┌─ Supplied data

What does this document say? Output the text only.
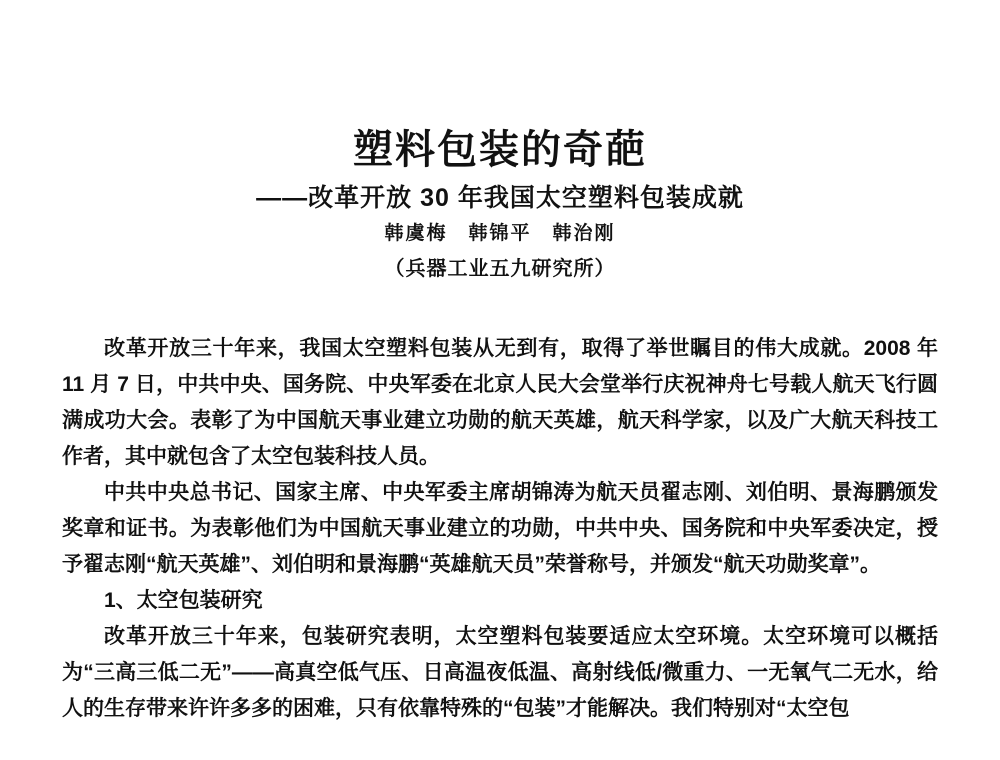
塑料包装的奇葩
——改革开放 30 年我国太空塑料包装成就
韩虞梅　韩锦平　韩治刚
（兵器工业五九研究所）

改革开放三十年来，我国太空塑料包装从无到有，取得了举世瞩目的伟大成就。2008 年 11 月 7 日，中共中央、国务院、中央军委在北京人民大会堂举行庆祝神舟七号载人航天飞行圆满成功大会。表彰了为中国航天事业建立功勋的航天英雄，航天科学家，以及广大航天科技工作者，其中就包含了太空包装科技人员。

中共中央总书记、国家主席、中央军委主席胡锦涛为航天员翟志刚、刘伯明、景海鹏颁发奖章和证书。为表彰他们为中国航天事业建立的功勋，中共中央、国务院和中央军委决定，授予翟志刚“航天英雄”、刘伯明和景海鹏“英雄航天员”荣誉称号，并颁发“航天功勋奖章”。

1、太空包装研究

改革开放三十年来，包装研究表明，太空塑料包装要适应太空环境。太空环境可以概括为“三高三低二无”——高真空低气压、日高温夜低温、高射线低/微重力、一无氧气二无水，给人的生存带来许许多多的困难，只有依靠特殊的“包装”才能解决。我们特别对“太空包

└─

▸ **Task brief**
Repeat the data exactly, excluding the pictures.

▸ **Answer to this task**
What does this document say? Output the text only.
塑料包装的奇葩
——改革开放 30 年我国太空塑料包装成就
韩虞梅　韩锦平　韩治刚
（兵器工业五九研究所）

改革开放三十年来，我国太空塑料包装从无到有，取得了举世瞩目的伟大成就。2008 年 11 月 7 日，中共中央、国务院、中央军委在北京人民大会堂举行庆祝神舟七号载人航天飞行圆满成功大会。表彰了为中国航天事业建立功勋的航天英雄，航天科学家，以及广大航天科技工作者，其中就包含了太空包装科技人员。

中共中央总书记、国家主席、中央军委主席胡锦涛为航天员翟志刚、刘伯明、景海鹏颁发奖章和证书。为表彰他们为中国航天事业建立的功勋，中共中央、国务院和中央军委决定，授予翟志刚“航天英雄”、刘伯明和景海鹏“英雄航天员”荣誉称号，并颁发“航天功勋奖章”。

1、太空包装研究

改革开放三十年来，包装研究表明，太空塑料包装要适应太空环境。太空环境可以概括为“三高三低二无”——高真空低气压、日高温夜低温、高射线低/微重力、一无氧气二无水，给人的生存带来许许多多的困难，只有依靠特殊的“包装”才能解决。我们特别对“太空包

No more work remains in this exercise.